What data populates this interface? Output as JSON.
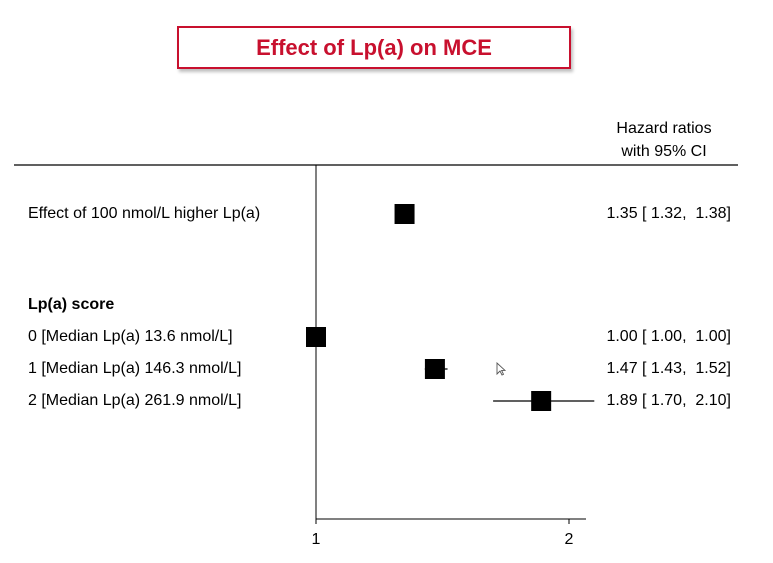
{
  "title": "Effect of Lp(a) on MCE",
  "column_header": {
    "line1": "Hazard ratios",
    "line2": "with 95% CI"
  },
  "colors": {
    "title": "#c8102e",
    "marker": "#000000"
  },
  "chart_data": {
    "type": "forest",
    "xlabel": "",
    "xlim": [
      1,
      2
    ],
    "ticks": [
      "1",
      "2"
    ],
    "reference_line": 1,
    "rows": [
      {
        "label": "Effect of 100 nmol/L higher Lp(a)",
        "bold": false,
        "hr": 1.35,
        "lo": 1.32,
        "hi": 1.38,
        "text": "1.35 [ 1.32,  1.38]"
      },
      {
        "label": "Lp(a) score",
        "bold": true,
        "hr": null,
        "lo": null,
        "hi": null,
        "text": ""
      },
      {
        "label": "0 [Median Lp(a) 13.6 nmol/L]",
        "bold": false,
        "hr": 1.0,
        "lo": 1.0,
        "hi": 1.0,
        "text": "1.00 [ 1.00,  1.00]"
      },
      {
        "label": "1 [Median Lp(a) 146.3 nmol/L]",
        "bold": false,
        "hr": 1.47,
        "lo": 1.43,
        "hi": 1.52,
        "text": "1.47 [ 1.43,  1.52]"
      },
      {
        "label": "2 [Median Lp(a) 261.9 nmol/L]",
        "bold": false,
        "hr": 1.89,
        "lo": 1.7,
        "hi": 2.1,
        "text": "1.89 [ 1.70,  2.10]"
      }
    ]
  }
}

What the task asks: Without including any pictures, output all the entries above exactly.

Response for this exercise:
What data populates this interface? Output as JSON.
{
  "title": "Effect of Lp(a) on MCE",
  "column_header": {
    "line1": "Hazard ratios",
    "line2": "with 95% CI"
  },
  "colors": {
    "title": "#c8102e",
    "marker": "#000000"
  },
  "chart_data": {
    "type": "forest",
    "xlabel": "",
    "xlim": [
      1,
      2
    ],
    "ticks": [
      "1",
      "2"
    ],
    "reference_line": 1,
    "rows": [
      {
        "label": "Effect of 100 nmol/L higher Lp(a)",
        "bold": false,
        "hr": 1.35,
        "lo": 1.32,
        "hi": 1.38,
        "text": "1.35 [ 1.32,  1.38]"
      },
      {
        "label": "Lp(a) score",
        "bold": true,
        "hr": null,
        "lo": null,
        "hi": null,
        "text": ""
      },
      {
        "label": "0 [Median Lp(a) 13.6 nmol/L]",
        "bold": false,
        "hr": 1.0,
        "lo": 1.0,
        "hi": 1.0,
        "text": "1.00 [ 1.00,  1.00]"
      },
      {
        "label": "1 [Median Lp(a) 146.3 nmol/L]",
        "bold": false,
        "hr": 1.47,
        "lo": 1.43,
        "hi": 1.52,
        "text": "1.47 [ 1.43,  1.52]"
      },
      {
        "label": "2 [Median Lp(a) 261.9 nmol/L]",
        "bold": false,
        "hr": 1.89,
        "lo": 1.7,
        "hi": 2.1,
        "text": "1.89 [ 1.70,  2.10]"
      }
    ]
  }
}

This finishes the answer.